Exactly as written, retype the listing below, omitting the pictures.
+ + + + + + +
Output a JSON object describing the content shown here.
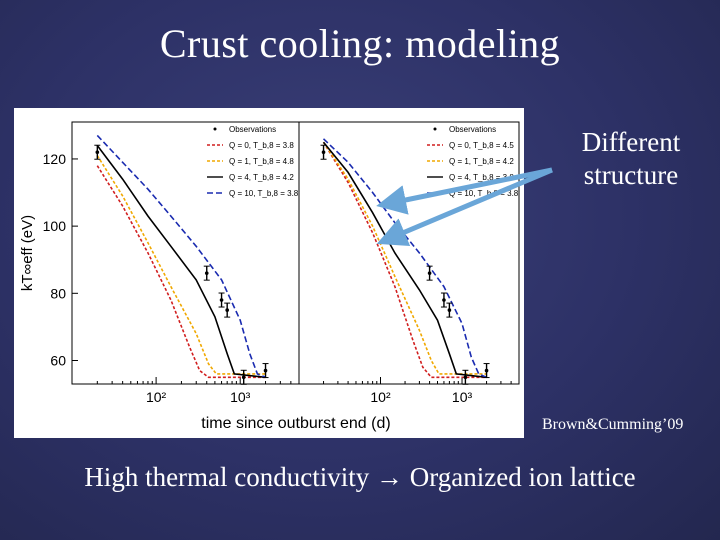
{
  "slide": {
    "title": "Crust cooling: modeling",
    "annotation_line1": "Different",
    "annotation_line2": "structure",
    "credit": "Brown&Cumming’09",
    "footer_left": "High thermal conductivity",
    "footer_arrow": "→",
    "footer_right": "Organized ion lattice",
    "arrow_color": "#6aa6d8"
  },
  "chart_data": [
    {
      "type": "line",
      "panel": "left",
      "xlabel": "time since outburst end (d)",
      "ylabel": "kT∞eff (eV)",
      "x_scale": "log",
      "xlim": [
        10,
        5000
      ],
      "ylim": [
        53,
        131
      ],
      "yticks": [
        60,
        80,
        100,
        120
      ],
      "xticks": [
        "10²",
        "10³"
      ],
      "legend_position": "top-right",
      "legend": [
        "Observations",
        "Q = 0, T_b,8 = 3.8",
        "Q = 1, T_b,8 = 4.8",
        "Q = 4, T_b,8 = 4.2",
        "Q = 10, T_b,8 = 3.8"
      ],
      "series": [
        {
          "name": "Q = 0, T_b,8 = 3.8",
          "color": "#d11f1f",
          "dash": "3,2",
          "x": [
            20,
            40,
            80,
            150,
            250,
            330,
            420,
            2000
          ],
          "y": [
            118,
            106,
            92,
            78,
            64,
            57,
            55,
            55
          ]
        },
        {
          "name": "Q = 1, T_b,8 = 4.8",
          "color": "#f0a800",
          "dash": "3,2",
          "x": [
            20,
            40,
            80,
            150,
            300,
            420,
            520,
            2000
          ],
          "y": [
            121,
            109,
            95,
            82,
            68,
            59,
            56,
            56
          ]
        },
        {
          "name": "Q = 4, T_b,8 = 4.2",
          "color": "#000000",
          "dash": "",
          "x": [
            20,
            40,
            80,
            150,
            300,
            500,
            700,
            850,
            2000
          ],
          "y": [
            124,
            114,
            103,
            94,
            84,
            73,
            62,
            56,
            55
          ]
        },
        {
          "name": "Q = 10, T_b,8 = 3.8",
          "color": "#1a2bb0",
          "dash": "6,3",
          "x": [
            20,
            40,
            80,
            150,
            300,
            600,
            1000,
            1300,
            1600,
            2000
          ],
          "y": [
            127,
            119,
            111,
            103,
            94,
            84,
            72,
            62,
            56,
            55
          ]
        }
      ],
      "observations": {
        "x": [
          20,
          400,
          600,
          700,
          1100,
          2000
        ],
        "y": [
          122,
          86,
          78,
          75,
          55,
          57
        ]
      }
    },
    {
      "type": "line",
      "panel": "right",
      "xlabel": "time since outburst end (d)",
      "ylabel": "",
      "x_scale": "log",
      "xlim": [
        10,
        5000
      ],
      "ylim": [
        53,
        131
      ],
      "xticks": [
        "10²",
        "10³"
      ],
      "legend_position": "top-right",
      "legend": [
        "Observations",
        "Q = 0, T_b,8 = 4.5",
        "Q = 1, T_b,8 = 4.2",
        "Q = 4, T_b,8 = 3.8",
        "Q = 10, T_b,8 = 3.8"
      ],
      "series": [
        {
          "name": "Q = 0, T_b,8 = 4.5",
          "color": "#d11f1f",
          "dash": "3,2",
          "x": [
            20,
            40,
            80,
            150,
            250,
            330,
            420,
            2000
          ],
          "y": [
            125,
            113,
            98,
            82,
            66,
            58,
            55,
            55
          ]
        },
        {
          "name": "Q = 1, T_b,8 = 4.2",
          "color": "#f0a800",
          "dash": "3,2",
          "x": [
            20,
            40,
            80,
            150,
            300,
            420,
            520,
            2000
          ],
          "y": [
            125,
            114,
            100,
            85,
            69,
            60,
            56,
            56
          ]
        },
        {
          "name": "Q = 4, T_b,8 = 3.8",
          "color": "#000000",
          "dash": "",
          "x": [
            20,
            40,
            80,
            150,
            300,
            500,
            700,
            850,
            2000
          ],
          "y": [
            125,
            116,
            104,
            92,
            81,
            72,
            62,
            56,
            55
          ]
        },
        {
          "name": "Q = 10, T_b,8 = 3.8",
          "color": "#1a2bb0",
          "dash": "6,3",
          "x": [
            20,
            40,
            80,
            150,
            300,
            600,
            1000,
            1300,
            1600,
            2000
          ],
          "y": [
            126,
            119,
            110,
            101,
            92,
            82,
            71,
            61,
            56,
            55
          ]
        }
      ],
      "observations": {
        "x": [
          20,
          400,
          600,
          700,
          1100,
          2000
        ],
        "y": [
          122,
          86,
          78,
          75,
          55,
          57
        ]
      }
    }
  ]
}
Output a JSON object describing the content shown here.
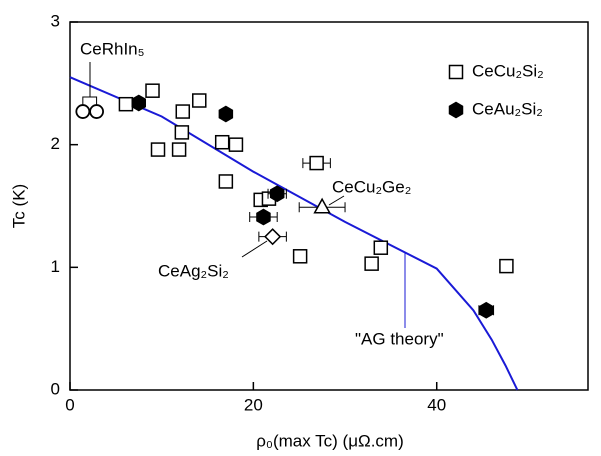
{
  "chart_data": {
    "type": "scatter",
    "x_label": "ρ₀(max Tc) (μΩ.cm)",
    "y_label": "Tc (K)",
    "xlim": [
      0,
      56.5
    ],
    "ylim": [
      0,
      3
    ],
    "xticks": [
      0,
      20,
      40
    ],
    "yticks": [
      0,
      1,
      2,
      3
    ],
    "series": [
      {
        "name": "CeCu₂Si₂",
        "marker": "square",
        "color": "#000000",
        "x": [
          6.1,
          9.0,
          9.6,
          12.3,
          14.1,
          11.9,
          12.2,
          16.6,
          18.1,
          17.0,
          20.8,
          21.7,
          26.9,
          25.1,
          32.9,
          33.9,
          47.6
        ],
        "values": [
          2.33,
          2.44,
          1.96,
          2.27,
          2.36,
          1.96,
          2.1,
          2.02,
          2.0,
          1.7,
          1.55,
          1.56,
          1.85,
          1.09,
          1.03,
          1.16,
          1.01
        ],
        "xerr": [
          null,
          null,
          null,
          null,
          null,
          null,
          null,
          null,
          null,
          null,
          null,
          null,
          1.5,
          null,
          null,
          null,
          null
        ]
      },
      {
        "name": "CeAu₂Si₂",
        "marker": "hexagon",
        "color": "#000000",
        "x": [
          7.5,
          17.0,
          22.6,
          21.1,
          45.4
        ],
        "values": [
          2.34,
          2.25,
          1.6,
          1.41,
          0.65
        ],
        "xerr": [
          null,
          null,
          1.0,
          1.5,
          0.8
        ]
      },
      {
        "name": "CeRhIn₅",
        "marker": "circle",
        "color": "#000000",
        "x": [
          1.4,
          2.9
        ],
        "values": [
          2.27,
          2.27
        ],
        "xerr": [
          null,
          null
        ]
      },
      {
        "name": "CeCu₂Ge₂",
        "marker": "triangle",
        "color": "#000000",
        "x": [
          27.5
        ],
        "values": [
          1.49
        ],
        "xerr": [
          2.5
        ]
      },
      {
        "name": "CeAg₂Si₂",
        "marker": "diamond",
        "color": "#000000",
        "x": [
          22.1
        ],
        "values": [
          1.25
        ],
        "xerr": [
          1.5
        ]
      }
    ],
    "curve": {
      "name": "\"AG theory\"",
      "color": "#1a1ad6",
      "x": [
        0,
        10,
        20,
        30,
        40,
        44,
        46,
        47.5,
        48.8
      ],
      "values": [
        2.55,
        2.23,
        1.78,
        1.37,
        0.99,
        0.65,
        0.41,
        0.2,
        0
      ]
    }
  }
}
+ + + + + + +
■ **EXERCISE OUTPUT**
Output a JSON object describing the content shown here.
{
  "slide": {
    "title": "Crust cooling: modeling",
    "annotation_line1": "Different",
    "annotation_line2": "structure",
    "credit": "Brown&Cumming’09",
    "footer_left": "High thermal conductivity",
    "footer_arrow": "→",
    "footer_right": "Organized ion lattice",
    "arrow_color": "#6aa6d8"
  },
  "chart_data": [
    {
      "type": "line",
      "panel": "left",
      "xlabel": "time since outburst end (d)",
      "ylabel": "kT∞eff (eV)",
      "x_scale": "log",
      "xlim": [
        10,
        5000
      ],
      "ylim": [
        53,
        131
      ],
      "yticks": [
        60,
        80,
        100,
        120
      ],
      "xticks": [
        "10²",
        "10³"
      ],
      "legend_position": "top-right",
      "legend": [
        "Observations",
        "Q = 0, T_b,8 = 3.8",
        "Q = 1, T_b,8 = 4.8",
        "Q = 4, T_b,8 = 4.2",
        "Q = 10, T_b,8 = 3.8"
      ],
      "series": [
        {
          "name": "Q = 0, T_b,8 = 3.8",
          "color": "#d11f1f",
          "dash": "3,2",
          "x": [
            20,
            40,
            80,
            150,
            250,
            330,
            420,
            2000
          ],
          "y": [
            118,
            106,
            92,
            78,
            64,
            57,
            55,
            55
          ]
        },
        {
          "name": "Q = 1, T_b,8 = 4.8",
          "color": "#f0a800",
          "dash": "3,2",
          "x": [
            20,
            40,
            80,
            150,
            300,
            420,
            520,
            2000
          ],
          "y": [
            121,
            109,
            95,
            82,
            68,
            59,
            56,
            56
          ]
        },
        {
          "name": "Q = 4, T_b,8 = 4.2",
          "color": "#000000",
          "dash": "",
          "x": [
            20,
            40,
            80,
            150,
            300,
            500,
            700,
            850,
            2000
          ],
          "y": [
            124,
            114,
            103,
            94,
            84,
            73,
            62,
            56,
            55
          ]
        },
        {
          "name": "Q = 10, T_b,8 = 3.8",
          "color": "#1a2bb0",
          "dash": "6,3",
          "x": [
            20,
            40,
            80,
            150,
            300,
            600,
            1000,
            1300,
            1600,
            2000
          ],
          "y": [
            127,
            119,
            111,
            103,
            94,
            84,
            72,
            62,
            56,
            55
          ]
        }
      ],
      "observations": {
        "x": [
          20,
          400,
          600,
          700,
          1100,
          2000
        ],
        "y": [
          122,
          86,
          78,
          75,
          55,
          57
        ]
      }
    },
    {
      "type": "line",
      "panel": "right",
      "xlabel": "time since outburst end (d)",
      "ylabel": "",
      "x_scale": "log",
      "xlim": [
        10,
        5000
      ],
      "ylim": [
        53,
        131
      ],
      "xticks": [
        "10²",
        "10³"
      ],
      "legend_position": "top-right",
      "legend": [
        "Observations",
        "Q = 0, T_b,8 = 4.5",
        "Q = 1, T_b,8 = 4.2",
        "Q = 4, T_b,8 = 3.8",
        "Q = 10, T_b,8 = 3.8"
      ],
      "series": [
        {
          "name": "Q = 0, T_b,8 = 4.5",
          "color": "#d11f1f",
          "dash": "3,2",
          "x": [
            20,
            40,
            80,
            150,
            250,
            330,
            420,
            2000
          ],
          "y": [
            125,
            113,
            98,
            82,
            66,
            58,
            55,
            55
          ]
        },
        {
          "name": "Q = 1, T_b,8 = 4.2",
          "color": "#f0a800",
          "dash": "3,2",
          "x": [
            20,
            40,
            80,
            150,
            300,
            420,
            520,
            2000
          ],
          "y": [
            125,
            114,
            100,
            85,
            69,
            60,
            56,
            56
          ]
        },
        {
          "name": "Q = 4, T_b,8 = 3.8",
          "color": "#000000",
          "dash": "",
          "x": [
            20,
            40,
            80,
            150,
            300,
            500,
            700,
            850,
            2000
          ],
          "y": [
            125,
            116,
            104,
            92,
            81,
            72,
            62,
            56,
            55
          ]
        },
        {
          "name": "Q = 10, T_b,8 = 3.8",
          "color": "#1a2bb0",
          "dash": "6,3",
          "x": [
            20,
            40,
            80,
            150,
            300,
            600,
            1000,
            1300,
            1600,
            2000
          ],
          "y": [
            126,
            119,
            110,
            101,
            92,
            82,
            71,
            61,
            56,
            55
          ]
        }
      ],
      "observations": {
        "x": [
          20,
          400,
          600,
          700,
          1100,
          2000
        ],
        "y": [
          122,
          86,
          78,
          75,
          55,
          57
        ]
      }
    }
  ]
}
Output a JSON object describing the content shown here.
{
  "chart_data": {
    "type": "scatter",
    "x_label": "ρ₀(max Tc) (μΩ.cm)",
    "y_label": "Tc (K)",
    "xlim": [
      0,
      56.5
    ],
    "ylim": [
      0,
      3
    ],
    "xticks": [
      0,
      20,
      40
    ],
    "yticks": [
      0,
      1,
      2,
      3
    ],
    "series": [
      {
        "name": "CeCu₂Si₂",
        "marker": "square",
        "color": "#000000",
        "x": [
          6.1,
          9.0,
          9.6,
          12.3,
          14.1,
          11.9,
          12.2,
          16.6,
          18.1,
          17.0,
          20.8,
          21.7,
          26.9,
          25.1,
          32.9,
          33.9,
          47.6
        ],
        "values": [
          2.33,
          2.44,
          1.96,
          2.27,
          2.36,
          1.96,
          2.1,
          2.02,
          2.0,
          1.7,
          1.55,
          1.56,
          1.85,
          1.09,
          1.03,
          1.16,
          1.01
        ],
        "xerr": [
          null,
          null,
          null,
          null,
          null,
          null,
          null,
          null,
          null,
          null,
          null,
          null,
          1.5,
          null,
          null,
          null,
          null
        ]
      },
      {
        "name": "CeAu₂Si₂",
        "marker": "hexagon",
        "color": "#000000",
        "x": [
          7.5,
          17.0,
          22.6,
          21.1,
          45.4
        ],
        "values": [
          2.34,
          2.25,
          1.6,
          1.41,
          0.65
        ],
        "xerr": [
          null,
          null,
          1.0,
          1.5,
          0.8
        ]
      },
      {
        "name": "CeRhIn₅",
        "marker": "circle",
        "color": "#000000",
        "x": [
          1.4,
          2.9
        ],
        "values": [
          2.27,
          2.27
        ],
        "xerr": [
          null,
          null
        ]
      },
      {
        "name": "CeCu₂Ge₂",
        "marker": "triangle",
        "color": "#000000",
        "x": [
          27.5
        ],
        "values": [
          1.49
        ],
        "xerr": [
          2.5
        ]
      },
      {
        "name": "CeAg₂Si₂",
        "marker": "diamond",
        "color": "#000000",
        "x": [
          22.1
        ],
        "values": [
          1.25
        ],
        "xerr": [
          1.5
        ]
      }
    ],
    "curve": {
      "name": "\"AG theory\"",
      "color": "#1a1ad6",
      "x": [
        0,
        10,
        20,
        30,
        40,
        44,
        46,
        47.5,
        48.8
      ],
      "values": [
        2.55,
        2.23,
        1.78,
        1.37,
        0.99,
        0.65,
        0.41,
        0.2,
        0
      ]
    }
  }
}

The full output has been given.